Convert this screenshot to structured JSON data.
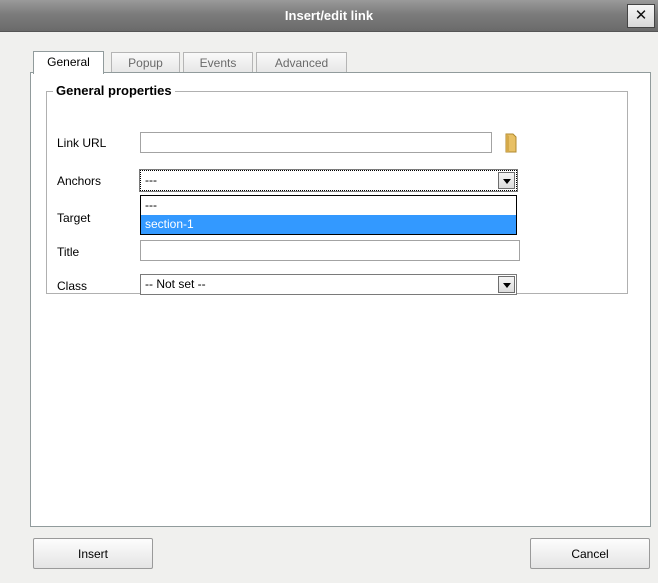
{
  "window": {
    "title": "Insert/edit link",
    "close_label": "✕"
  },
  "tabs": [
    {
      "label": "General",
      "active": true
    },
    {
      "label": "Popup",
      "active": false
    },
    {
      "label": "Events",
      "active": false
    },
    {
      "label": "Advanced",
      "active": false
    }
  ],
  "general": {
    "legend": "General properties",
    "link_url": {
      "label": "Link URL",
      "value": ""
    },
    "anchors": {
      "label": "Anchors",
      "selected": "---",
      "options": [
        "---",
        "section-1"
      ],
      "highlighted": "section-1"
    },
    "target": {
      "label": "Target"
    },
    "title": {
      "label": "Title",
      "value": ""
    },
    "class": {
      "label": "Class",
      "selected": "-- Not set --"
    }
  },
  "buttons": {
    "insert": "Insert",
    "cancel": "Cancel"
  },
  "icons": {
    "browse": "folder-icon",
    "close": "close-icon",
    "dropdown": "chevron-down-icon"
  },
  "colors": {
    "title_bar": "#7c7c7c",
    "highlight": "#3399ff",
    "dialog_bg": "#f0f0ee"
  }
}
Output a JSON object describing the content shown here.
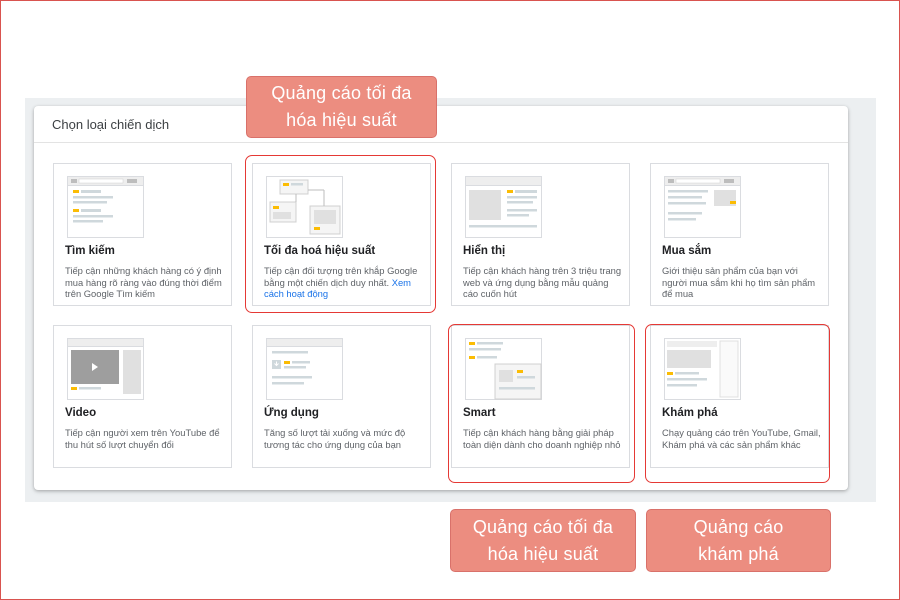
{
  "dialog": {
    "title": "Chọn loại chiến dịch"
  },
  "cards": [
    {
      "title": "Tìm kiếm",
      "desc": "Tiếp cận những khách hàng có ý định mua hàng rõ ràng vào đúng thời điểm trên Google Tìm kiếm",
      "icon": "search-campaign-illustration"
    },
    {
      "title": "Tối đa hoá hiệu suất",
      "desc": "Tiếp cận đối tượng trên khắp Google bằng một chiến dịch duy nhất.",
      "link": "Xem cách hoạt động",
      "icon": "performance-max-illustration"
    },
    {
      "title": "Hiển thị",
      "desc": "Tiếp cận khách hàng trên 3 triệu trang web và ứng dụng bằng mẫu quảng cáo cuốn hút",
      "icon": "display-campaign-illustration"
    },
    {
      "title": "Mua sắm",
      "desc": "Giới thiệu sản phẩm của bạn với người mua sắm khi họ tìm sản phẩm để mua",
      "icon": "shopping-campaign-illustration"
    },
    {
      "title": "Video",
      "desc": "Tiếp cận người xem trên YouTube để thu hút số lượt chuyển đổi",
      "icon": "video-campaign-illustration"
    },
    {
      "title": "Ứng dụng",
      "desc": "Tăng số lượt tải xuống và mức độ tương tác cho ứng dụng của bạn",
      "icon": "app-campaign-illustration"
    },
    {
      "title": "Smart",
      "desc": "Tiếp cận khách hàng bằng giải pháp toàn diện dành cho doanh nghiệp nhỏ",
      "icon": "smart-campaign-illustration"
    },
    {
      "title": "Khám phá",
      "desc": "Chạy quảng cáo trên YouTube, Gmail, Khám phá và các sản phẩm khác",
      "icon": "discovery-campaign-illustration"
    }
  ],
  "callouts": {
    "top": "Quảng cáo tối đa\nhóa hiệu suất",
    "bottom_left": "Quảng cáo tối đa\nhóa hiệu suất",
    "bottom_right": "Quảng cáo\nkhám phá"
  },
  "colors": {
    "accent": "#fbbc04",
    "highlight_border": "#e53935",
    "callout_bg": "#ec8d80",
    "link": "#1a73e8"
  }
}
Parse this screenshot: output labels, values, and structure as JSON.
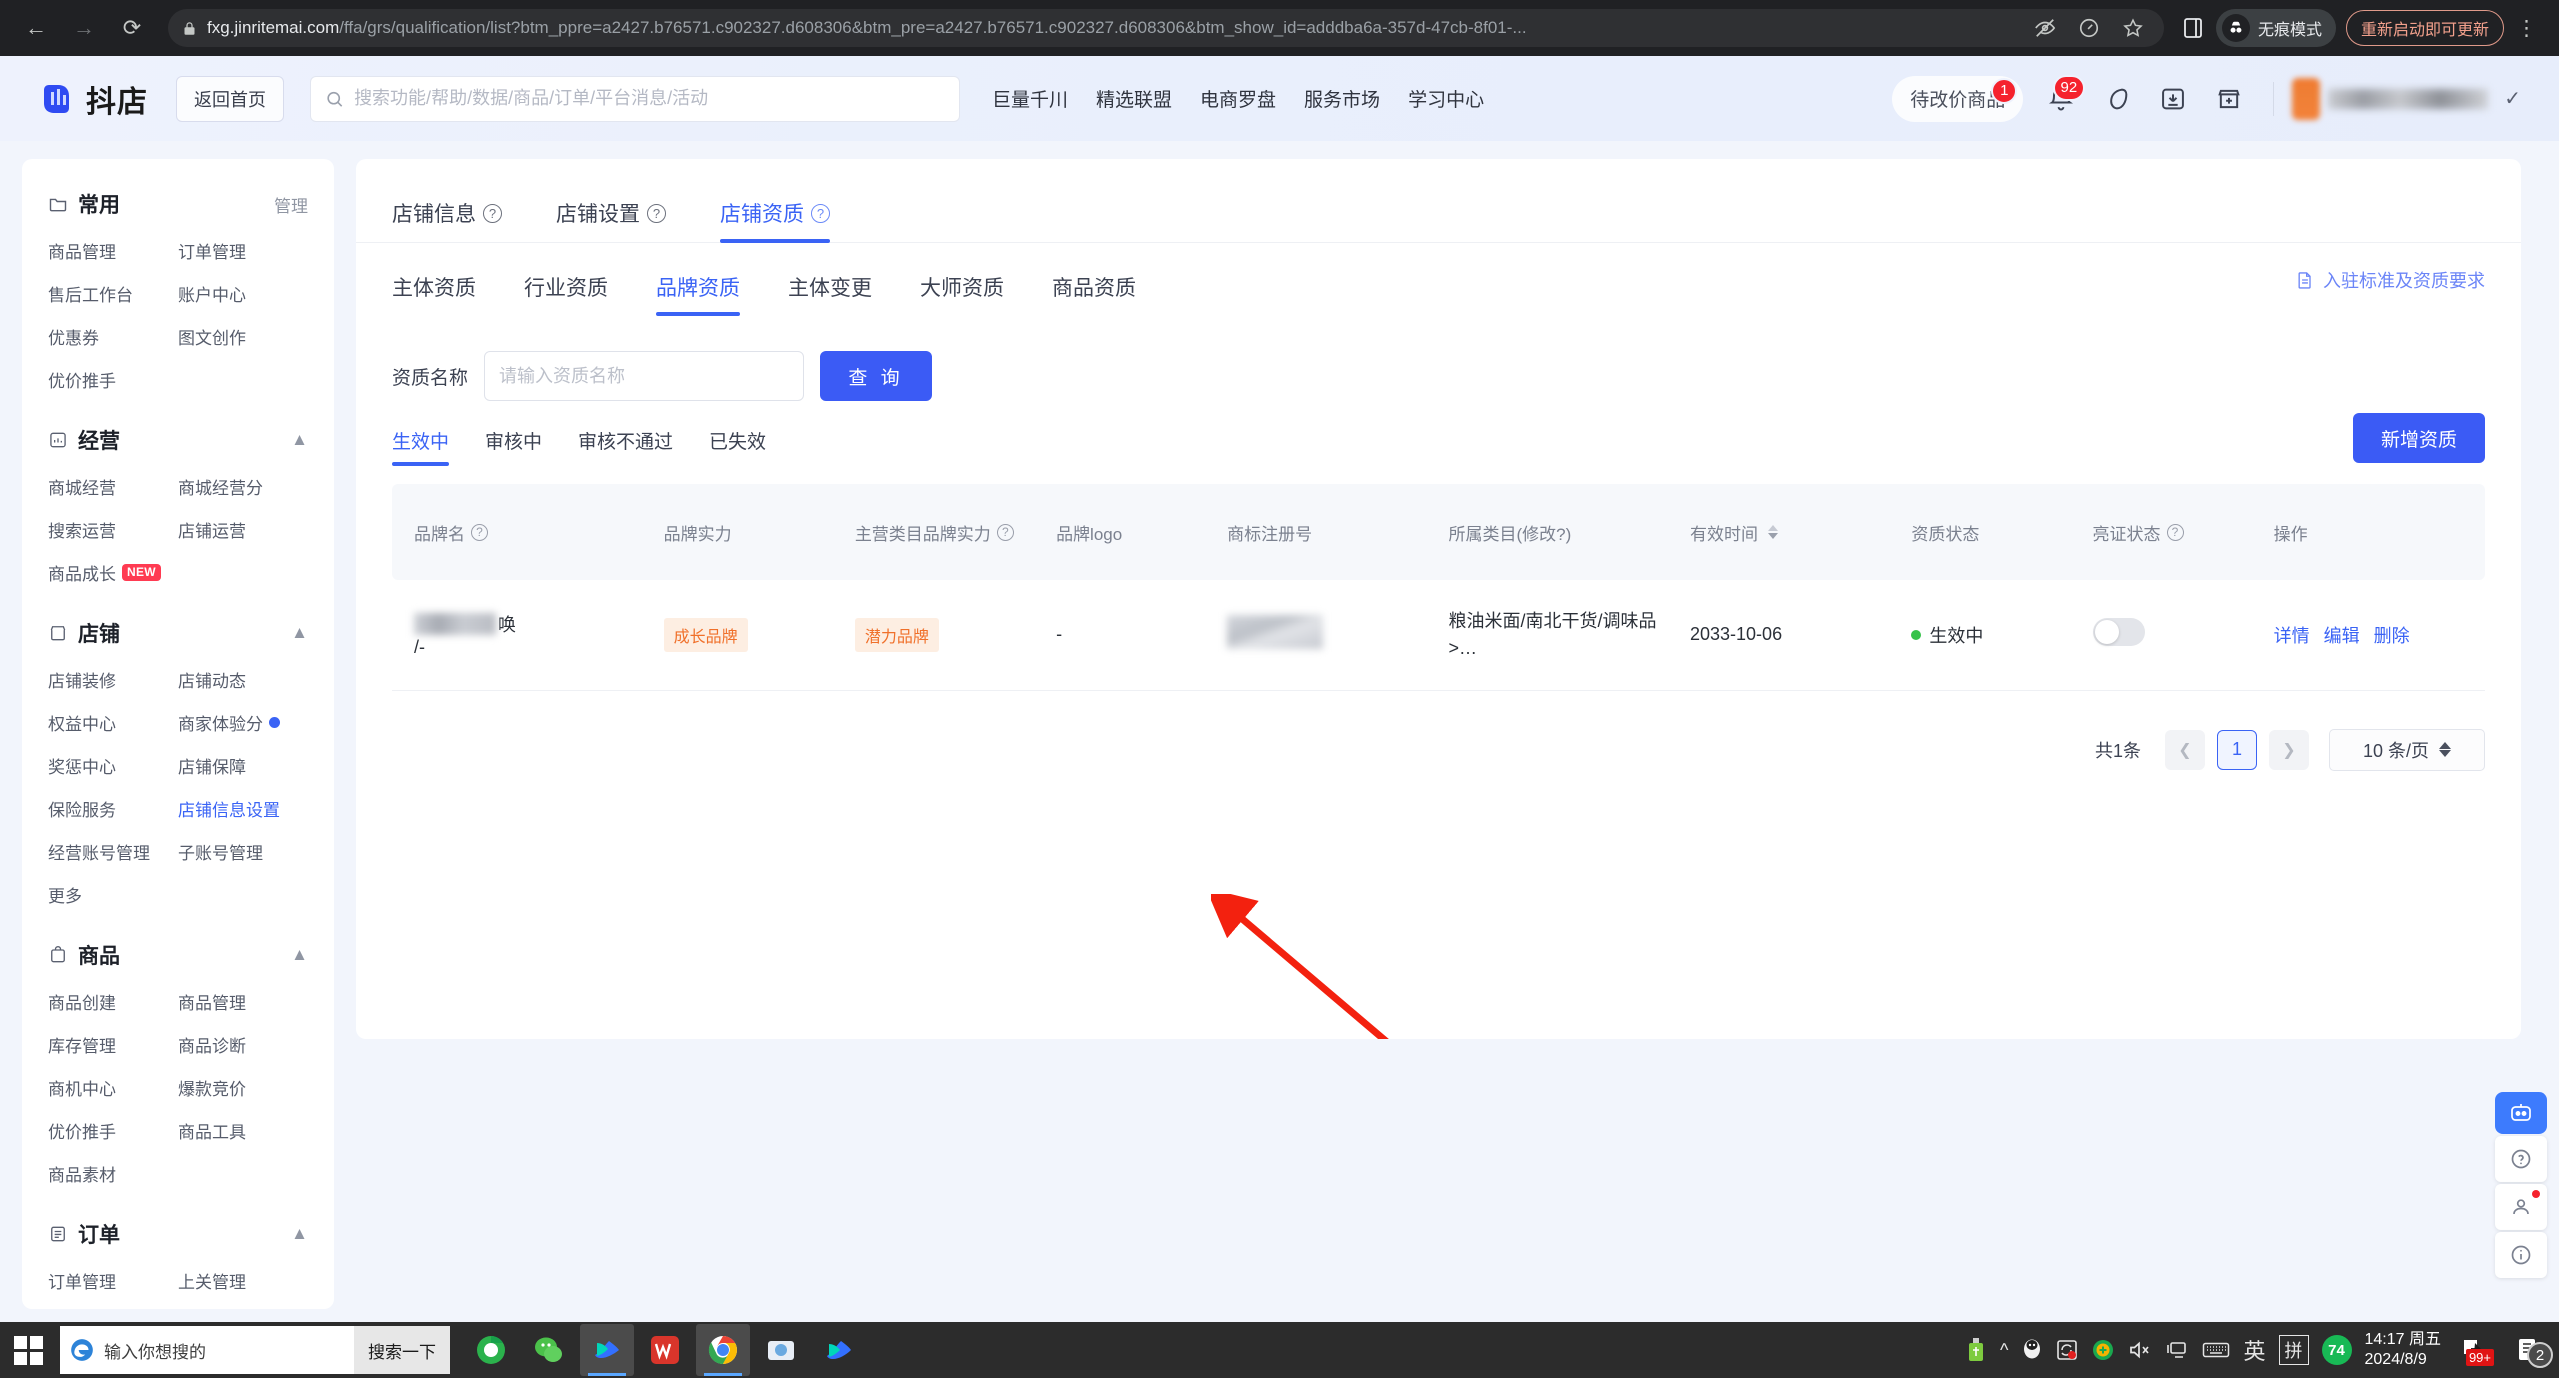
{
  "browser": {
    "back_icon": "back-arrow-icon",
    "forward_icon": "forward-arrow-icon",
    "reload_icon": "reload-icon",
    "url_domain": "fxg.jinritemai.com",
    "url_path": "/ffa/grs/qualification/list?btm_ppre=a2427.b76571.c902327.d608306&btm_pre=a2427.b76571.c902327.d608306&btm_show_id=adddba6a-357d-47cb-8f01-...",
    "incognito_label": "无痕模式",
    "update_label": "重新启动即可更新"
  },
  "header": {
    "logo_text": "抖店",
    "home_button": "返回首页",
    "search_placeholder": "搜索功能/帮助/数据/商品/订单/平台消息/活动",
    "nav": [
      "巨量千川",
      "精选联盟",
      "电商罗盘",
      "服务市场",
      "学习中心"
    ],
    "pending_label": "待改价商品",
    "pending_badge": "1",
    "bell_badge": "92"
  },
  "sidebar": {
    "groups": [
      {
        "title": "常用",
        "icon": "folder-icon",
        "right_action": "管理",
        "collapsible": false,
        "items": [
          {
            "label": "商品管理"
          },
          {
            "label": "订单管理"
          },
          {
            "label": "售后工作台"
          },
          {
            "label": "账户中心"
          },
          {
            "label": "优惠券"
          },
          {
            "label": "图文创作"
          },
          {
            "label": "优价推手"
          }
        ]
      },
      {
        "title": "经营",
        "icon": "chart-icon",
        "collapsible": true,
        "items": [
          {
            "label": "商城经营"
          },
          {
            "label": "商城经营分"
          },
          {
            "label": "搜索运营"
          },
          {
            "label": "店铺运营"
          },
          {
            "label": "商品成长",
            "tag": "NEW"
          }
        ]
      },
      {
        "title": "店铺",
        "icon": "shop-icon",
        "collapsible": true,
        "items": [
          {
            "label": "店铺装修"
          },
          {
            "label": "店铺动态"
          },
          {
            "label": "权益中心"
          },
          {
            "label": "商家体验分",
            "dot": true
          },
          {
            "label": "奖惩中心"
          },
          {
            "label": "店铺保障"
          },
          {
            "label": "保险服务"
          },
          {
            "label": "店铺信息设置",
            "active": true
          },
          {
            "label": "经营账号管理"
          },
          {
            "label": "子账号管理"
          },
          {
            "label": "更多"
          }
        ]
      },
      {
        "title": "商品",
        "icon": "bag-icon",
        "collapsible": true,
        "items": [
          {
            "label": "商品创建"
          },
          {
            "label": "商品管理"
          },
          {
            "label": "库存管理"
          },
          {
            "label": "商品诊断"
          },
          {
            "label": "商机中心"
          },
          {
            "label": "爆款竞价"
          },
          {
            "label": "优价推手"
          },
          {
            "label": "商品工具"
          },
          {
            "label": "商品素材"
          }
        ]
      },
      {
        "title": "订单",
        "icon": "list-icon",
        "collapsible": true,
        "items": [
          {
            "label": "订单管理"
          },
          {
            "label": "上关管理"
          }
        ]
      }
    ]
  },
  "main": {
    "tabs_level1": [
      {
        "label": "店铺信息",
        "help": true,
        "active": false
      },
      {
        "label": "店铺设置",
        "help": true,
        "active": false
      },
      {
        "label": "店铺资质",
        "help": true,
        "active": true
      }
    ],
    "tabs_level2": [
      {
        "label": "主体资质",
        "active": false
      },
      {
        "label": "行业资质",
        "active": false
      },
      {
        "label": "品牌资质",
        "active": true
      },
      {
        "label": "主体变更",
        "active": false
      },
      {
        "label": "大师资质",
        "active": false
      },
      {
        "label": "商品资质",
        "active": false
      }
    ],
    "requirements_link": "入驻标准及资质要求",
    "filter": {
      "label": "资质名称",
      "placeholder": "请输入资质名称",
      "value": "",
      "search_button": "查 询"
    },
    "status_tabs": [
      {
        "label": "生效中",
        "active": true
      },
      {
        "label": "审核中",
        "active": false
      },
      {
        "label": "审核不通过",
        "active": false
      },
      {
        "label": "已失效",
        "active": false
      }
    ],
    "add_button": "新增资质",
    "table": {
      "columns": [
        {
          "label": "品牌名",
          "help": true
        },
        {
          "label": "品牌实力",
          "help": false
        },
        {
          "label": "主营类目品牌实力",
          "help": true
        },
        {
          "label": "品牌logo",
          "help": false
        },
        {
          "label": "商标注册号",
          "help": false
        },
        {
          "label": "所属类目(修改?)",
          "help": false
        },
        {
          "label": "有效时间",
          "help": false,
          "sortable": true
        },
        {
          "label": "资质状态",
          "help": false
        },
        {
          "label": "亮证状态",
          "help": true
        },
        {
          "label": "操作",
          "help": false
        }
      ],
      "rows": [
        {
          "brand_name_suffix": "唤",
          "brand_name_second": "/-",
          "brand_strength": "成长品牌",
          "category_brand_strength": "潜力品牌",
          "brand_logo": "-",
          "trademark_no": "",
          "category": "粮油米面/南北干货/调味品 >…",
          "valid_time": "2033-10-06",
          "qualification_status": "生效中",
          "show_cert_toggle": false,
          "operations": [
            "详情",
            "编辑",
            "删除"
          ]
        }
      ]
    },
    "pagination": {
      "total": "共1条",
      "prev_icon": "chevron-left-icon",
      "current_page": "1",
      "next_icon": "chevron-right-icon",
      "page_size": "10 条/页"
    }
  },
  "taskbar": {
    "search_placeholder": "输入你想搜的",
    "search_button": "搜索一下",
    "clock_time": "14:17 周五",
    "clock_date": "2024/8/9",
    "battery_value": "74",
    "ime_label": "英",
    "ime_mode": "拼",
    "notif_badge": "99+",
    "action_badge": "2"
  }
}
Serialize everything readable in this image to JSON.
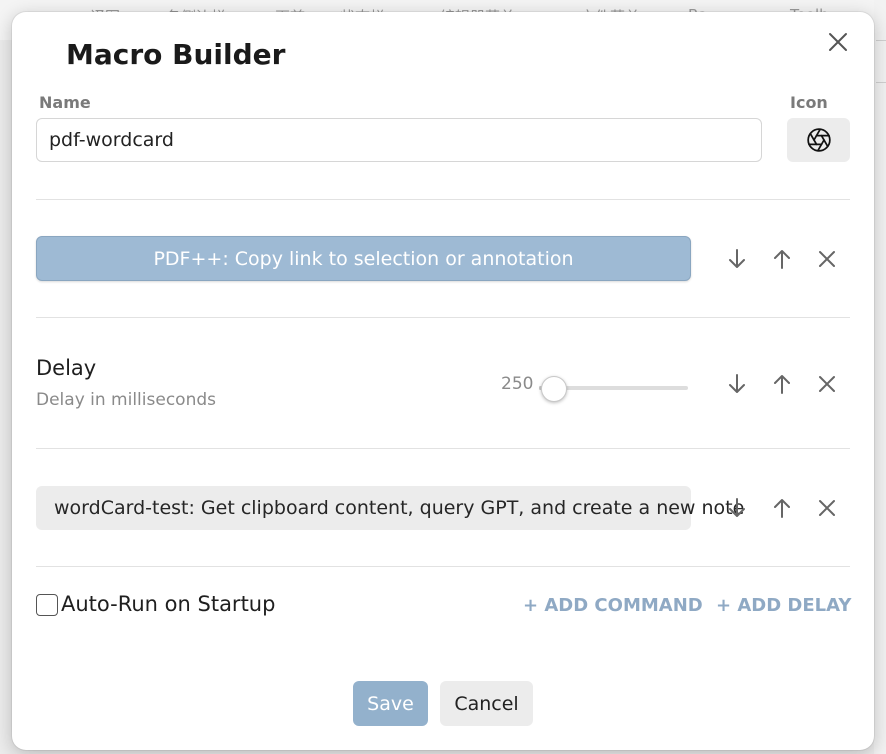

### PROBLEM DETAILS
Wherever the string "bằng" appears in the entries above, list that line.

### COMPLETE ANSWER
      "desc": "Tiếp cận đối tượng trên khắp Google bằng một chiến dịch duy nhất.",
      "desc": "Tiếp cận khách hàng trên 3 triệu trang web và ứng dụng bằng mẫu quảng cáo cuốn hút",
      "desc": "Tiếp cận khách hàng bằng giải pháp toàn diện dành cho doanh nghiệp nhỏ",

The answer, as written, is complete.